(Work to complete): Return each line that holds the word "caption".

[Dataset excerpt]
────────────────

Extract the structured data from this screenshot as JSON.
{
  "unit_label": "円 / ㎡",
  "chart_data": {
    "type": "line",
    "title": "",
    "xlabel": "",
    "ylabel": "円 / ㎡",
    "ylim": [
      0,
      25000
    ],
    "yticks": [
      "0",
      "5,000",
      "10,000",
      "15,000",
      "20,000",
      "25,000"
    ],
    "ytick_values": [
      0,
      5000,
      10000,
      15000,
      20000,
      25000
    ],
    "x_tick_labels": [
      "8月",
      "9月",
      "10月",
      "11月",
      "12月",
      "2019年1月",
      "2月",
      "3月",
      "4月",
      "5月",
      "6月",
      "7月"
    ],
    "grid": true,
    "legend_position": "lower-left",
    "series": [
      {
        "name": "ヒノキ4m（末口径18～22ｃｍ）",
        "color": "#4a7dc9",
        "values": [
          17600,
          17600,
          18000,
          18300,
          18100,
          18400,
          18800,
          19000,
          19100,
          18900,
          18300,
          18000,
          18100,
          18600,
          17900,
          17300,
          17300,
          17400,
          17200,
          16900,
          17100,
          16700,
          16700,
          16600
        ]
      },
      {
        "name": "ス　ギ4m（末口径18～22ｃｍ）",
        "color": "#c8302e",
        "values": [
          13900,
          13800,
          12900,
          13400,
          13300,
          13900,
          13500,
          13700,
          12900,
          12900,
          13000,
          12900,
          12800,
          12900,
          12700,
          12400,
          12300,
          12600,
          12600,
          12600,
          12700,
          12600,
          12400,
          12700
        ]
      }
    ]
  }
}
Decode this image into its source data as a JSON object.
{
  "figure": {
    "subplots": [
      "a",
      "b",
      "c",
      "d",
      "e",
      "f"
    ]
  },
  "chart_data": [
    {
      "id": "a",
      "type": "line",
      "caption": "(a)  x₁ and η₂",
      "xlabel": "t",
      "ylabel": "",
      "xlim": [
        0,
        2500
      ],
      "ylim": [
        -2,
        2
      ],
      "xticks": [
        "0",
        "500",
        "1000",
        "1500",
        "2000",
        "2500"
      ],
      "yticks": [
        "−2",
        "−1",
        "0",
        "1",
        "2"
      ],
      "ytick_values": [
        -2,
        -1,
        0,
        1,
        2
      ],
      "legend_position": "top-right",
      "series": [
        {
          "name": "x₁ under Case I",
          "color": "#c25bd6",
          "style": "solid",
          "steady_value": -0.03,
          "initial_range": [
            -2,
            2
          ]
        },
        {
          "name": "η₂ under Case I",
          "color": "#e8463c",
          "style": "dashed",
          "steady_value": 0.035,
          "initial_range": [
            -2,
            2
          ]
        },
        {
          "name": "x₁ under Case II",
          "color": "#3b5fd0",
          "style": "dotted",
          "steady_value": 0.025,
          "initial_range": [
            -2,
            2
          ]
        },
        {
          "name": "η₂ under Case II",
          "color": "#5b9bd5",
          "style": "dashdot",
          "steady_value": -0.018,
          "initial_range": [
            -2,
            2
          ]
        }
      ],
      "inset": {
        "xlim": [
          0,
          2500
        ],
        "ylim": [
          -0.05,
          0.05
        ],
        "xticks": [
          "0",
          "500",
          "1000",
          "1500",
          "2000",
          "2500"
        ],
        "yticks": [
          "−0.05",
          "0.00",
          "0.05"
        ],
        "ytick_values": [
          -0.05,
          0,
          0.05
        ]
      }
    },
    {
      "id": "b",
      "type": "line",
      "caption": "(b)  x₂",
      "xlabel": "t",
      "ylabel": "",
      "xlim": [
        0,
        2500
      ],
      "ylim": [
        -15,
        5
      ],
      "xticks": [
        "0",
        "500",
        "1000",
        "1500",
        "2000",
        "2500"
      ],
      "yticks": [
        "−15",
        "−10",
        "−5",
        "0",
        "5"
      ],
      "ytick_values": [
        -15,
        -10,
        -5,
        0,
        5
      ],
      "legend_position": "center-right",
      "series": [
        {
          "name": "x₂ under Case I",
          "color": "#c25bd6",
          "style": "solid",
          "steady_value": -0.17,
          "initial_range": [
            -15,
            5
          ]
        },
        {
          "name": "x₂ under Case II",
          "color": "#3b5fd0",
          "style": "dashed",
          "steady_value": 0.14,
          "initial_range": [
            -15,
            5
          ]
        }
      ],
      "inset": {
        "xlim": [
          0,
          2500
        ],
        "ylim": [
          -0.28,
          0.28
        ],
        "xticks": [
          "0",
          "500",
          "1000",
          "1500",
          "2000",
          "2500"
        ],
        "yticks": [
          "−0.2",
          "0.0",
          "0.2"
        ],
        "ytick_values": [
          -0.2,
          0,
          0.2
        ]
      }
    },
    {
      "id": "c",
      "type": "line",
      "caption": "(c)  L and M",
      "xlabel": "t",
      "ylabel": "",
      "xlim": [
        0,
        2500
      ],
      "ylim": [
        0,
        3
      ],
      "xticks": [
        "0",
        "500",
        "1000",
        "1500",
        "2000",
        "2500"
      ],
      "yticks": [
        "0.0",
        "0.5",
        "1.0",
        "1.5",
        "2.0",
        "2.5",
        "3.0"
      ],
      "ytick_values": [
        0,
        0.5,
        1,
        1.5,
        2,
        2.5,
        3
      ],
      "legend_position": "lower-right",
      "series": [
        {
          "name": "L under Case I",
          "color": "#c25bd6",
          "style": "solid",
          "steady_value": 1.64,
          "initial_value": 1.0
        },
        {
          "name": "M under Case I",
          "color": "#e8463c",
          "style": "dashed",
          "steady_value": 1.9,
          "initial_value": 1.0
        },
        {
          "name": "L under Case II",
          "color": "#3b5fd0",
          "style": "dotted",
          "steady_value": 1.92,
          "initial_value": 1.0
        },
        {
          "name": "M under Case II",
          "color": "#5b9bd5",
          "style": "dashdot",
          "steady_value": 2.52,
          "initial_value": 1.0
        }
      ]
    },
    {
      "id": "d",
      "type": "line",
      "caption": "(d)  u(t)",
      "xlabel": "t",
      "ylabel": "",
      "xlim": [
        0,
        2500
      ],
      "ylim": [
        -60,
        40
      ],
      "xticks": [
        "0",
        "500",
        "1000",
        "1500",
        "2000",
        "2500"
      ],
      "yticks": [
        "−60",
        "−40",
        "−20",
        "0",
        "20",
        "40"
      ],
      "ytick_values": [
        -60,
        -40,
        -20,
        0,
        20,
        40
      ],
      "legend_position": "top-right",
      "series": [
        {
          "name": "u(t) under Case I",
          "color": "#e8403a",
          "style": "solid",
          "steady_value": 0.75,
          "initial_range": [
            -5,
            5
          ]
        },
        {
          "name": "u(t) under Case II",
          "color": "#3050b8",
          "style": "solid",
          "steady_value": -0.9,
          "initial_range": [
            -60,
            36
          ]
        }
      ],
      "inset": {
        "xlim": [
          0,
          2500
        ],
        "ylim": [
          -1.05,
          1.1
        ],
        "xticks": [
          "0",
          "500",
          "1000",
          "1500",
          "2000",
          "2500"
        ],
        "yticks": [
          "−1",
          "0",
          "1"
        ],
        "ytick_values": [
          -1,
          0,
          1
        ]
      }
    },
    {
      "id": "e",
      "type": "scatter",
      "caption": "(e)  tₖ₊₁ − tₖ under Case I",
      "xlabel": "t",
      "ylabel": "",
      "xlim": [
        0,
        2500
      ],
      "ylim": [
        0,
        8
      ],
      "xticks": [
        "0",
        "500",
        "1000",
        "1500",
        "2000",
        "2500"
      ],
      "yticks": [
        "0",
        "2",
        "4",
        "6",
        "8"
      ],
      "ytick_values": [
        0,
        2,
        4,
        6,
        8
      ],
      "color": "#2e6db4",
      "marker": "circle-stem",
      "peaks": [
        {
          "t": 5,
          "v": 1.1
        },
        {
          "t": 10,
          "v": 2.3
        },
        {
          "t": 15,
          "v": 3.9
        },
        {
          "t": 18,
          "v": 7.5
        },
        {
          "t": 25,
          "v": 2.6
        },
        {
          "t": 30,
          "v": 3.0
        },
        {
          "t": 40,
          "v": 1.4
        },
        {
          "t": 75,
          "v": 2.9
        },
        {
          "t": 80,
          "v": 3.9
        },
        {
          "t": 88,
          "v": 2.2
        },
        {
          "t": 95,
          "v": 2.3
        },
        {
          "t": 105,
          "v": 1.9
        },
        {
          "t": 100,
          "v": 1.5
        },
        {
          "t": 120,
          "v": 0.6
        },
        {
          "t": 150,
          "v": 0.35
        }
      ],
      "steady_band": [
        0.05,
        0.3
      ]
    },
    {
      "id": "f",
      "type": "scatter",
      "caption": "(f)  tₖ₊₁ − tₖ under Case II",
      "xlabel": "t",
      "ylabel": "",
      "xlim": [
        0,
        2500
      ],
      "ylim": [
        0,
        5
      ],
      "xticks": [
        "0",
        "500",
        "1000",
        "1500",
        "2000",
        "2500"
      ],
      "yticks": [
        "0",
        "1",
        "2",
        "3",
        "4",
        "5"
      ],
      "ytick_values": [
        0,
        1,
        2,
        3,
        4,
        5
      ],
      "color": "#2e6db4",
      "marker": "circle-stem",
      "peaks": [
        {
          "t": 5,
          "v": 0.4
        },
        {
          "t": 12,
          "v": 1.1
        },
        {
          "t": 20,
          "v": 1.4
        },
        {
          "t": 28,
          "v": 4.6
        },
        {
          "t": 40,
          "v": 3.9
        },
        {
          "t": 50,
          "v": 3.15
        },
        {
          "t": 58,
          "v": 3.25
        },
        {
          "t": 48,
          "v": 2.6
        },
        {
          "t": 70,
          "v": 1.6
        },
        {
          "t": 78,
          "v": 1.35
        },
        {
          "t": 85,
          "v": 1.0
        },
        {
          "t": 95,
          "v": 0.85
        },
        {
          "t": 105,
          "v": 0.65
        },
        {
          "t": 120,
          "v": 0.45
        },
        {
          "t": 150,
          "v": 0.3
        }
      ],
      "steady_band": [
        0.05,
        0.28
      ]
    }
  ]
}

────────────────

(Task answer):
      "caption": "(a)  x₁ and η₂",
      "caption": "(b)  x₂",
      "caption": "(c)  L and M",
      "caption": "(d)  u(t)",
      "caption": "(e)  tₖ₊₁ − tₖ under Case I",
      "caption": "(f)  tₖ₊₁ − tₖ under Case II",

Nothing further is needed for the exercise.